- Given instruction -
Copy out all the lines in the records that include the word "aborcja".

- Data shown -
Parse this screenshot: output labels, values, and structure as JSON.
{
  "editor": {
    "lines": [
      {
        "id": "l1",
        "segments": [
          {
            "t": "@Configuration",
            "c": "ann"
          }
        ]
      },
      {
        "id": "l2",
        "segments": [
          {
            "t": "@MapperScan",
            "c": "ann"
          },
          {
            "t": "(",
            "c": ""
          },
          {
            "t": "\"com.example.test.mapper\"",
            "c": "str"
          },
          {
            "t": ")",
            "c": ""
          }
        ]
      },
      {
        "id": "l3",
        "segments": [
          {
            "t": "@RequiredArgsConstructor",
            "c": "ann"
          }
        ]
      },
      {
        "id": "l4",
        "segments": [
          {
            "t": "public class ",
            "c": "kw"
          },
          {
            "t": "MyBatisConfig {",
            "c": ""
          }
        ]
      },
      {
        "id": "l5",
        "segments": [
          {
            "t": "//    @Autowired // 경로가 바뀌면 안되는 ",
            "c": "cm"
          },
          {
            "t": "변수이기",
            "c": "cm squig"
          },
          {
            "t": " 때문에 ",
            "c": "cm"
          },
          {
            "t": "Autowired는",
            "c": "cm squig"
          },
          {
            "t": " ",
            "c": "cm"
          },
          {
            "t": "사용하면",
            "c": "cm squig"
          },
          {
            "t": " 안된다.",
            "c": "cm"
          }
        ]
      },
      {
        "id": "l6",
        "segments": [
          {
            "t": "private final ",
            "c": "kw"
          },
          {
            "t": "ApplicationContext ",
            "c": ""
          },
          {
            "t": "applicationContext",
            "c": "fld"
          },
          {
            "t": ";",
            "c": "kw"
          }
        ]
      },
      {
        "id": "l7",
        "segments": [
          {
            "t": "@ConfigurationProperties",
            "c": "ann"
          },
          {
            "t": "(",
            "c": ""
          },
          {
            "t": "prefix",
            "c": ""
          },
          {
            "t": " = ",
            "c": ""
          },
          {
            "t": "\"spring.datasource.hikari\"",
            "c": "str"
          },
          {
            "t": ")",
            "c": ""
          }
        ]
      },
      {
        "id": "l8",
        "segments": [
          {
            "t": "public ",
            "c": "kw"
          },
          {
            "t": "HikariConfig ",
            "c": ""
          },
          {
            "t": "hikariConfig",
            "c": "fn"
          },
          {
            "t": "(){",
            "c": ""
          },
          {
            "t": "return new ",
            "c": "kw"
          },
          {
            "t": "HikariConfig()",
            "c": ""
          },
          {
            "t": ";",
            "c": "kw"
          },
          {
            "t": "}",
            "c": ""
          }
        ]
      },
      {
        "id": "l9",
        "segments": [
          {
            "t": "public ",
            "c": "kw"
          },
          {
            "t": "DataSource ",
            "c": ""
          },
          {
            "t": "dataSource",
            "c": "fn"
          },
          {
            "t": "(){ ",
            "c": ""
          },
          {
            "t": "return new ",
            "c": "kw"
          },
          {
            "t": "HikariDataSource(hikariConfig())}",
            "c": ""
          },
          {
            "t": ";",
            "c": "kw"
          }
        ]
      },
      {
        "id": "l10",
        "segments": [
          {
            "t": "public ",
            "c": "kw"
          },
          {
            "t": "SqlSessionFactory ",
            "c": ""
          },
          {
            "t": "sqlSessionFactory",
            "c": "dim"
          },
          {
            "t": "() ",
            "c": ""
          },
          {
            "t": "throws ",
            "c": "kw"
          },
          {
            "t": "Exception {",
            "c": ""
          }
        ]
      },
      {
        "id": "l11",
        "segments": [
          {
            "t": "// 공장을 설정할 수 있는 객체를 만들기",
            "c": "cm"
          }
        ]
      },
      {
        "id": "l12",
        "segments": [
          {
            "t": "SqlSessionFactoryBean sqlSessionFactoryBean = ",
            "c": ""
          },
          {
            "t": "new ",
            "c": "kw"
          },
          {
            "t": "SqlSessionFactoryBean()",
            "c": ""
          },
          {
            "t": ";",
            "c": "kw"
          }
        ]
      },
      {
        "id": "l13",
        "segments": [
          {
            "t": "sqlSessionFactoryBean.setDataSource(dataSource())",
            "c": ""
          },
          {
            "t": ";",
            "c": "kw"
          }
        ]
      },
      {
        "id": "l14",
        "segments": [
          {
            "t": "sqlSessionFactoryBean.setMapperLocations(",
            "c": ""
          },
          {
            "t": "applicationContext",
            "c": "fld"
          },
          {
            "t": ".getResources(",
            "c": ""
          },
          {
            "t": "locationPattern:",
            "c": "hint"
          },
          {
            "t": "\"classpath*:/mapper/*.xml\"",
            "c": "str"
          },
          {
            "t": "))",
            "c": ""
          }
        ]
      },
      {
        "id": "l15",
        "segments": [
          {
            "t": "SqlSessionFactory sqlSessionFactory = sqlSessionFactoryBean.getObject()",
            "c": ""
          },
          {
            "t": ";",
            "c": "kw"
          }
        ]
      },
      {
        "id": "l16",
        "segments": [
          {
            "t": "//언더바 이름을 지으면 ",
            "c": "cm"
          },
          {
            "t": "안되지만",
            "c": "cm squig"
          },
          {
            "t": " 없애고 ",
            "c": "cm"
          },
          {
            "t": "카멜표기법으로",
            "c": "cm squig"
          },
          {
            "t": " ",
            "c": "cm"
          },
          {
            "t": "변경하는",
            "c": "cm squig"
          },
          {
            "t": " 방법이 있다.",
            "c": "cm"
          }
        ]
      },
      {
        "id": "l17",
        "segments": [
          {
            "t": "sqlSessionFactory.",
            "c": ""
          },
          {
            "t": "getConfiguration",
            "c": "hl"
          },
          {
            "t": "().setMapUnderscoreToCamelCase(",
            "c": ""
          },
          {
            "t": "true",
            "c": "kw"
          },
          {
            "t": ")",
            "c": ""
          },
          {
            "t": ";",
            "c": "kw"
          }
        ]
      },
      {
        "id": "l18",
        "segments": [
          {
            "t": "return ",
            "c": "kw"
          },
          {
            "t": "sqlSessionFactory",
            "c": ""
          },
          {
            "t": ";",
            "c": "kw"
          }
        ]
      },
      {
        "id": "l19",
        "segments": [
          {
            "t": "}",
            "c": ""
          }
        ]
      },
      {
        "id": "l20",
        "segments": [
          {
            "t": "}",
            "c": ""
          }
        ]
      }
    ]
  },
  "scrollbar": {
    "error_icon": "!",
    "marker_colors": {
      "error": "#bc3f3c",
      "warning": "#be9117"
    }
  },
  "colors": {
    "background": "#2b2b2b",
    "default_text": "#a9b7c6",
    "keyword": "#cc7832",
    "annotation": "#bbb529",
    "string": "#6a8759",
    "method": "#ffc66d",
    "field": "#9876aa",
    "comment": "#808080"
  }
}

==

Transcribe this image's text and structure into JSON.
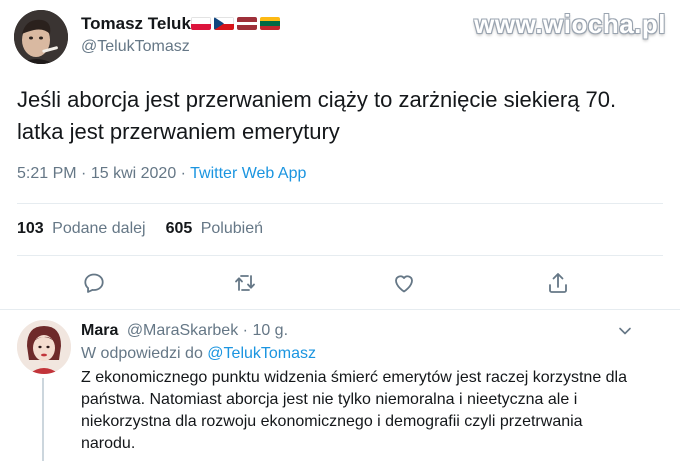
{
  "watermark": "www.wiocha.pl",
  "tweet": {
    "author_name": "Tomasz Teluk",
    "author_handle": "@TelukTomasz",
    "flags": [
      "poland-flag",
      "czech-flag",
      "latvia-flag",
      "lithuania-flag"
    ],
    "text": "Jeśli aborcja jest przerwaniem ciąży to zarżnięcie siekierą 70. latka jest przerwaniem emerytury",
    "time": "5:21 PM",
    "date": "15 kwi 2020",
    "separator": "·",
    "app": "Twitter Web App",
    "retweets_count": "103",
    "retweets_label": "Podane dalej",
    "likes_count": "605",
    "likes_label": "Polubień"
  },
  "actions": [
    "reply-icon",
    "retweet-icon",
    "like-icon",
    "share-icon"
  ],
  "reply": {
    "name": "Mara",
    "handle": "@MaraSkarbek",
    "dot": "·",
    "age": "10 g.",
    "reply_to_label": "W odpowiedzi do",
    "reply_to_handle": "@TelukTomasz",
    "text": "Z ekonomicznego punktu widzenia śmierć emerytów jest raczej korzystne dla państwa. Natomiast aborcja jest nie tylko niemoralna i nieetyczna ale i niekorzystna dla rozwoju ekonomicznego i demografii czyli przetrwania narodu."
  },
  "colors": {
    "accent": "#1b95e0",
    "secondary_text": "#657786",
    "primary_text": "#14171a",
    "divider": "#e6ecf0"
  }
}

...

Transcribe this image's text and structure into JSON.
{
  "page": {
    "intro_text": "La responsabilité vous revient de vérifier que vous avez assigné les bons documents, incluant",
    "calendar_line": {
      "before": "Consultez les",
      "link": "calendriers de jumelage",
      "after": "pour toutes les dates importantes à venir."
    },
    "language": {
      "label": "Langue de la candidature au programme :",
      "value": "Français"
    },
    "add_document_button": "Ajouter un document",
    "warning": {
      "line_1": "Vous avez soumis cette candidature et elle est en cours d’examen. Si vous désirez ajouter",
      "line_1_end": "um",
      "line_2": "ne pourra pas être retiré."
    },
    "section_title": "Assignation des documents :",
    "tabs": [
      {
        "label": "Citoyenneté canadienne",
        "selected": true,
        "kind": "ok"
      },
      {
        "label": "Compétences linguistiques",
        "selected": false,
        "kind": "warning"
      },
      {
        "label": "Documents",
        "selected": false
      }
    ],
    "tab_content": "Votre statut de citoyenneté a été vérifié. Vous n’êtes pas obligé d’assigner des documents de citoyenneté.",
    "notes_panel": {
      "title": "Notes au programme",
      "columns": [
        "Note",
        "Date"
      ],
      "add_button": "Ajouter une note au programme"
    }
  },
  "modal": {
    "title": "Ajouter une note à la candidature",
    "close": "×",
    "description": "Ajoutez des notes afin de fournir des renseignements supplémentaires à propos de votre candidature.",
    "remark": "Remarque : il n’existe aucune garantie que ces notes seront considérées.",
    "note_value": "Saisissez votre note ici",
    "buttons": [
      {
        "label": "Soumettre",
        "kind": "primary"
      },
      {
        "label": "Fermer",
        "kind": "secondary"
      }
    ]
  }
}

- The result -
    "text": "Jeśli aborcja jest przerwaniem ciąży to zarżnięcie siekierą 70. latka jest przerwaniem emerytury",
    "text": "Z ekonomicznego punktu widzenia śmierć emerytów jest raczej korzystne dla państwa. Natomiast aborcja jest nie tylko niemoralna i nieetyczna ale i niekorzystna dla rozwoju ekonomicznego i demografii czyli przetrwania narodu."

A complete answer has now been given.